Problem statement — For the records below, tally the lines that include the word "volgens" and give only the tally.

[Page image transcription data]
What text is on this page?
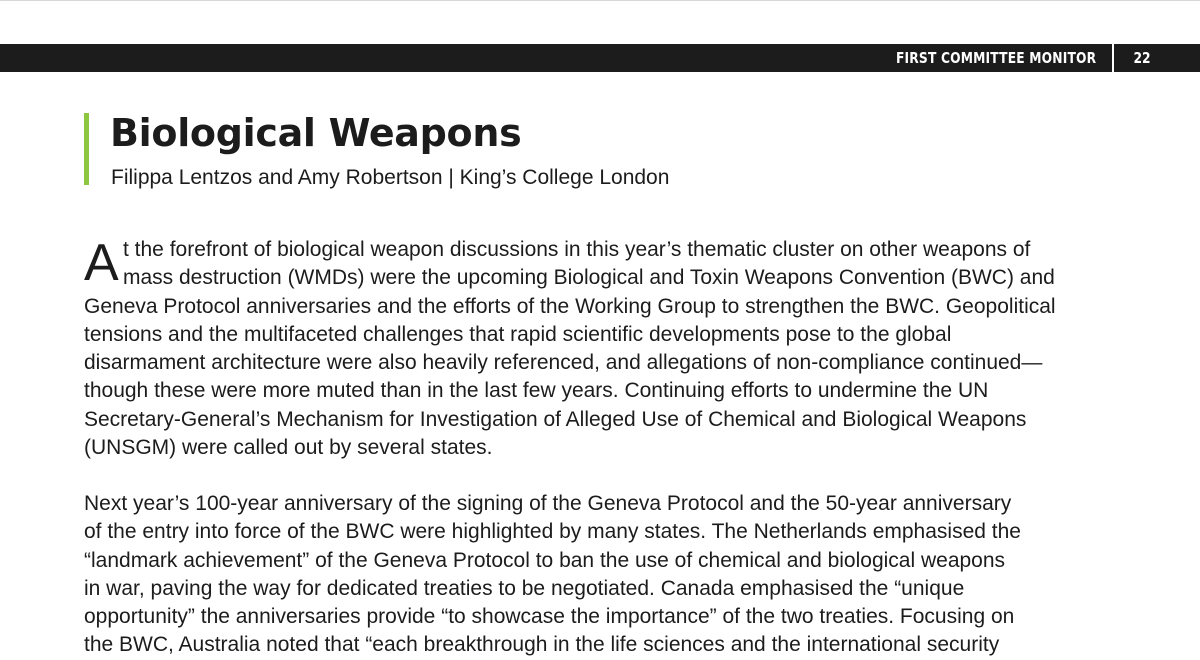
FIRST COMMITTEE MONITOR	22
Biological Weapons

Filippa Lentzos and Amy Robertson | King’s College London

A t the forefront of biological weapon discussions in this year’s thematic cluster on other weapons of
mass destruction (WMDs) were the upcoming Biological and Toxin Weapons Convention (BWC) and
Geneva Protocol anniversaries and the efforts of the Working Group to strengthen the BWC. Geopolitical
tensions and the multifaceted challenges that rapid scientific developments pose to the global
disarmament architecture were also heavily referenced, and allegations of non-compliance continued—
though these were more muted than in the last few years. Continuing efforts to undermine the UN
Secretary-General’s Mechanism for Investigation of Alleged Use of Chemical and Biological Weapons
(UNSGM) were called out by several states.
Next year’s 100-year anniversary of the signing of the Geneva Protocol and the 50-year anniversary
of the entry into force of the BWC were highlighted by many states. The Netherlands emphasised the
“landmark achievement” of the Geneva Protocol to ban the use of chemical and biological weapons
in war, paving the way for dedicated treaties to be negotiated. Canada emphasised the “unique
opportunity” the anniversaries provide “to showcase the importance” of the two treaties. Focusing on
the BWC, Australia noted that “each breakthrough in the life sciences and the international security
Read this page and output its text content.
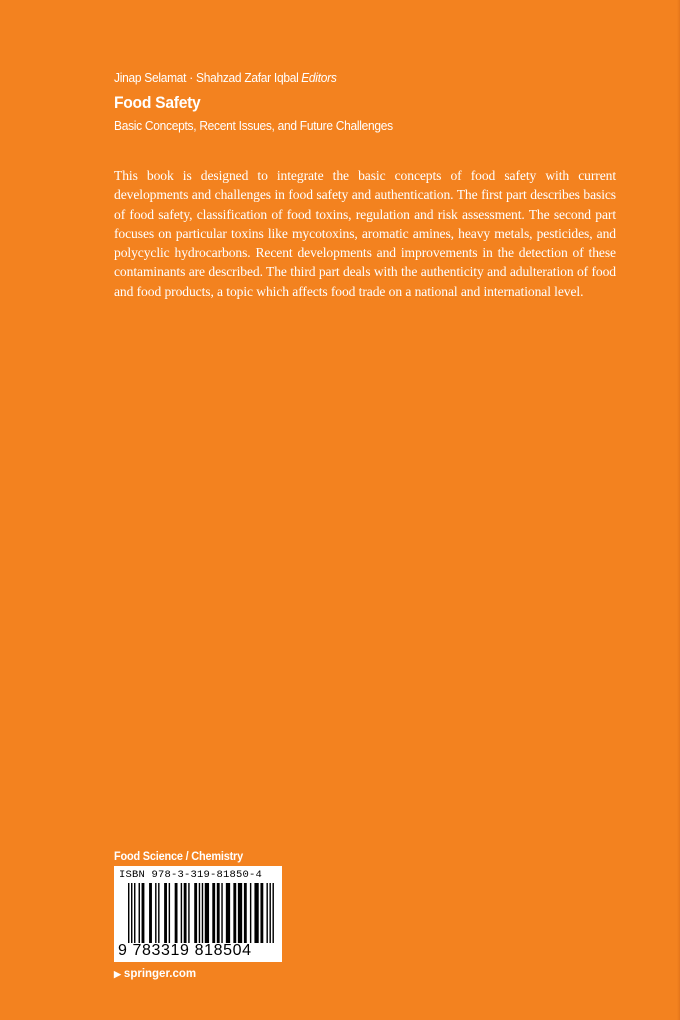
Jinap Selamat · Shahzad Zafar Iqbal Editors
Food Safety
Basic Concepts, Recent Issues, and Future Challenges

This book is designed to integrate the basic concepts of food safety with current developments and challenges in food safety and authentication. The first part describes basics of food safety, classification of food toxins, regulation and risk assessment. The second part focuses on particular toxins like mycotoxins, aromatic amines, heavy metals, pesticides, and polycyclic hydrocarbons. Recent developments and improvements in the detection of these contaminants are described. The third part deals with the authenticity and adulteration of food and food products, a topic which affects food trade on a national and international level.

Food Science / Chemistry
ISBN 978-3-319-81850-4
9 783319 818504
▶ springer.com
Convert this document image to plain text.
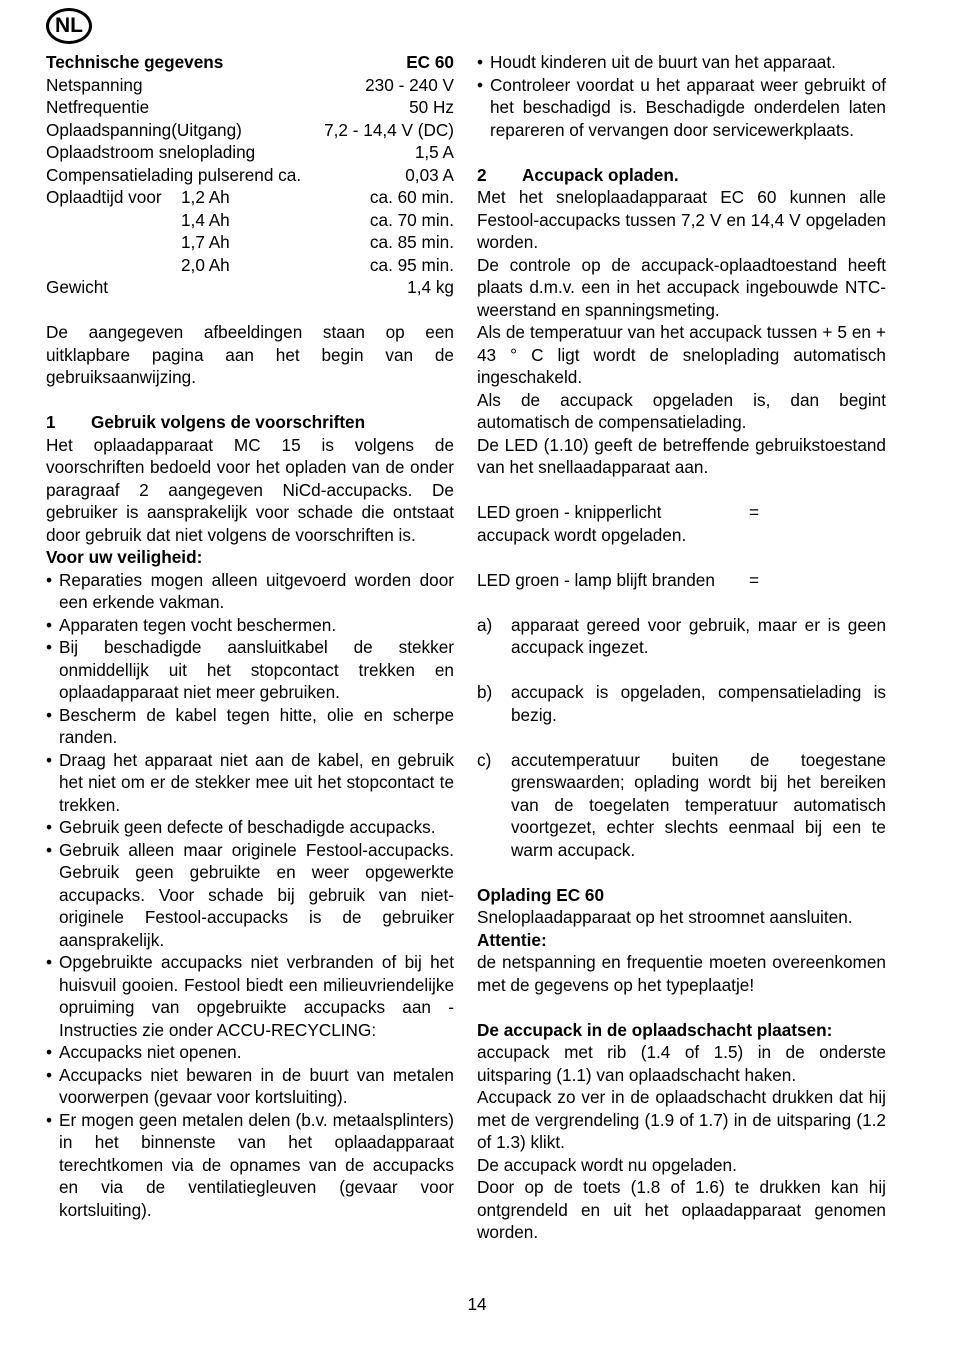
NL
Technische gegevens	EC 60
Netspanning	230 - 240 V
Netfrequentie	50 Hz
Oplaadspanning(Uitgang)	7,2 - 14,4 V (DC)
Oplaadstroom sneloplading	1,5 A
Compensatielading pulserend ca.	0,03 A
Oplaadtijd voor 1,2 Ah	ca. 60 min.
1,4 Ah	ca. 70 min.
1,7 Ah	ca. 85 min.
2,0 Ah	ca. 95 min.
Gewicht	1,4 kg

De aangegeven afbeeldingen staan op een uitklapbare pagina aan het begin van de gebruiksaanwijzing.

1 Gebruik volgens de voorschriften

Het oplaadapparaat MC 15 is volgens de voorschriften bedoeld voor het opladen van de onder paragraaf 2 aangegeven NiCd-accupacks. De gebruiker is aansprakelijk voor schade die ontstaat door gebruik dat niet volgens de voorschriften is.

Voor uw veiligheid:
• Reparaties mogen alleen uitgevoerd worden door een erkende vakman.
• Apparaten tegen vocht beschermen.
• Bij beschadigde aansluitkabel de stekker onmiddellijk uit het stopcontact trekken en oplaadapparaat niet meer gebruiken.
• Bescherm de kabel tegen hitte, olie en scherpe randen.
• Draag het apparaat niet aan de kabel, en gebruik het niet om er de stekker mee uit het stopcontact te trekken.
• Gebruik geen defecte of beschadigde accupacks.
• Gebruik alleen maar originele Festool-accupacks. Gebruik geen gebruikte en weer opgewerkte accupacks. Voor schade bij gebruik van niet-originele Festool-accupacks is de gebruiker aansprakelijk.
• Opgebruikte accupacks niet verbranden of bij het huisvuil gooien. Festool biedt een milieuvriendelijke opruiming van opgebruikte accupacks aan - Instructies zie onder ACCU-RECYCLING:
• Accupacks niet openen.
• Accupacks niet bewaren in de buurt van metalen voorwerpen (gevaar voor kortsluiting).
• Er mogen geen metalen delen (b.v. metaalsplinters) in het binnenste van het oplaadapparaat terechtkomen via de opnames van de accupacks en via de ventilatiegleuven (gevaar voor kortsluiting).
• Houdt kinderen uit de buurt van het apparaat.
• Controleer voordat u het apparaat weer gebruikt of het beschadigd is. Beschadigde onderdelen laten repareren of vervangen door servicewerkplaats.
2 Accupack opladen.

Met het sneloplaadapparaat EC 60 kunnen alle Festool-accupacks tussen 7,2 V en 14,4 V opgeladen worden.

De controle op de accupack-oplaadtoestand heeft plaats d.m.v. een in het accupack ingebouwde NTC-weerstand en spanningsmeting.

Als de temperatuur van het accupack tussen + 5 en + 43 ° C ligt wordt de sneloplading automatisch ingeschakeld.

Als de accupack opgeladen is, dan begint automatisch de compensatielading.

De LED (1.10) geeft de betreffende gebruikstoestand van het snellaadapparaat aan.

LED groen - knipperlicht	=

accupack wordt opgeladen.

LED groen - lamp blijft branden	=
a)	apparaat gereed voor gebruik, maar er is geen accupack ingezet.
b)	accupack is opgeladen, compensatielading is bezig.
c)	accutemperatuur buiten de toegestane grenswaarden; oplading wordt bij het bereiken van de toegelaten temperatuur automatisch voortgezet, echter slechts eenmaal bij een te warm accupack.
Oplading EC 60

Sneloplaadapparaat op het stroomnet aansluiten.

Attentie:

de netspanning en frequentie moeten overeenkomen met de gegevens op het typeplaatje!

De accupack in de oplaadschacht plaatsen:

accupack met rib (1.4 of 1.5) in de onderste uitsparing (1.1) van oplaadschacht haken.

Accupack zo ver in de oplaadschacht drukken dat hij met de vergrendeling (1.9 of 1.7) in de uitsparing (1.2 of 1.3) klikt.

De accupack wordt nu opgeladen.

Door op de toets (1.8 of 1.6) te drukken kan hij ontgrendeld en uit het oplaadapparaat genomen worden.

14
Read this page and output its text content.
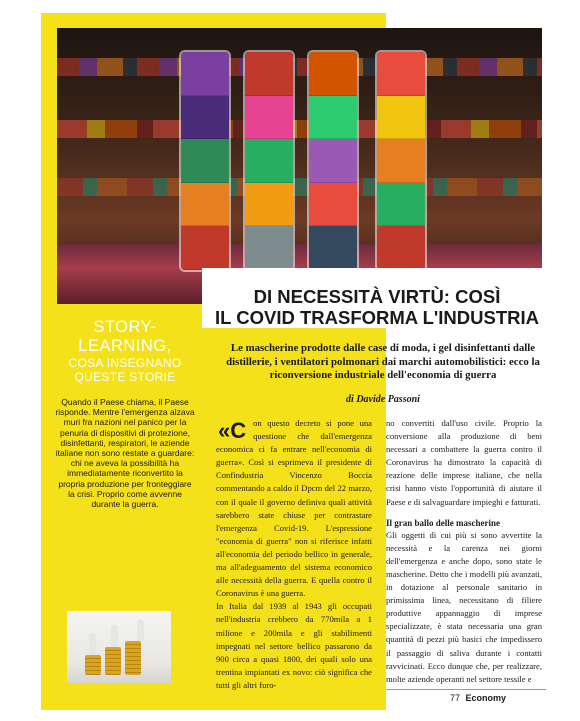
DI NECESSITÀ VIRTÙ: COSÌ
IL COVID TRASFORMA L'INDUSTRIA

Le mascherine prodotte dalle case di moda, i gel disinfettanti dalle distillerie, i ventilatori polmonari dai marchi automobilistici: ecco la riconversione industriale dell'economia di guerra

di Davide Passoni

STORY-
LEARNING,
COSA INSEGNANO
QUESTE STORIE

Quando il Paese chiama, il Paese risponde. Mentre l'emergenza alzava muri fra nazioni nel panico per la penuria di dispositivi di protezione, disinfettanti, respiratori, le aziende italiane non sono restate a guardare: chi ne aveva la possibilità ha immediatamente riconvertito la propria produzione per fronteggiare la crisi. Proprio come avvenne durante la guerra.

«C on questo decreto si pone una questione che dall'emergenza economica ci fa entrare nell'economia di guerra». Così si esprimeva il presidente di Confindustria Vincenzo Boccia commentando a caldo il Dpcm del 22 marzo, con il quale il governo definiva quali attività sarebbero state chiuse per contrastare l'emergenza Covid-19. L'espressione "economia di guerra" non si riferisce infatti all'economia del periodo bellico in generale, ma all'adeguamento del sistema economico alle necessità della guerra. E quella contro il Coronavirus è una guerra.

In Italia dal 1939 al 1943 gli occupati nell'industria crebbero da 770mila a 1 milione e 200mila e gli stabilimenti impegnati nel settore bellico passarono da 900 circa a quasi 1800, dei quali solo una trentina impiantati ex novo: ciò significa che tutti gli altri furo-

no convertiti dall'uso civile. Proprio la conversione alla produzione di beni necessari a combattere la guerra contro il Coronavirus ha dimostrato la capacità di reazione delle imprese italiane, che nella crisi hanno visto l'opportunità di aiutare il Paese e di salvaguardare impieghi e fatturati.

Il gran ballo delle mascherine

Gli oggetti di cui più si sono avvertite la necessità e la carenza nei giorni dell'emergenza e anche dopo, sono state le mascherine. Detto che i modelli più avanzati, in dotazione al personale sanitario in primissima linea, necessitano di filiere produttive appannaggio di imprese specializzate, è stata necessaria una gran quantità di pezzi più basici che impedissero il passaggio di saliva durante i contatti ravvicinati. Ecco dunque che, per realizzare, molte aziende operanti nel settore tessile e

77 Economy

Written response — 2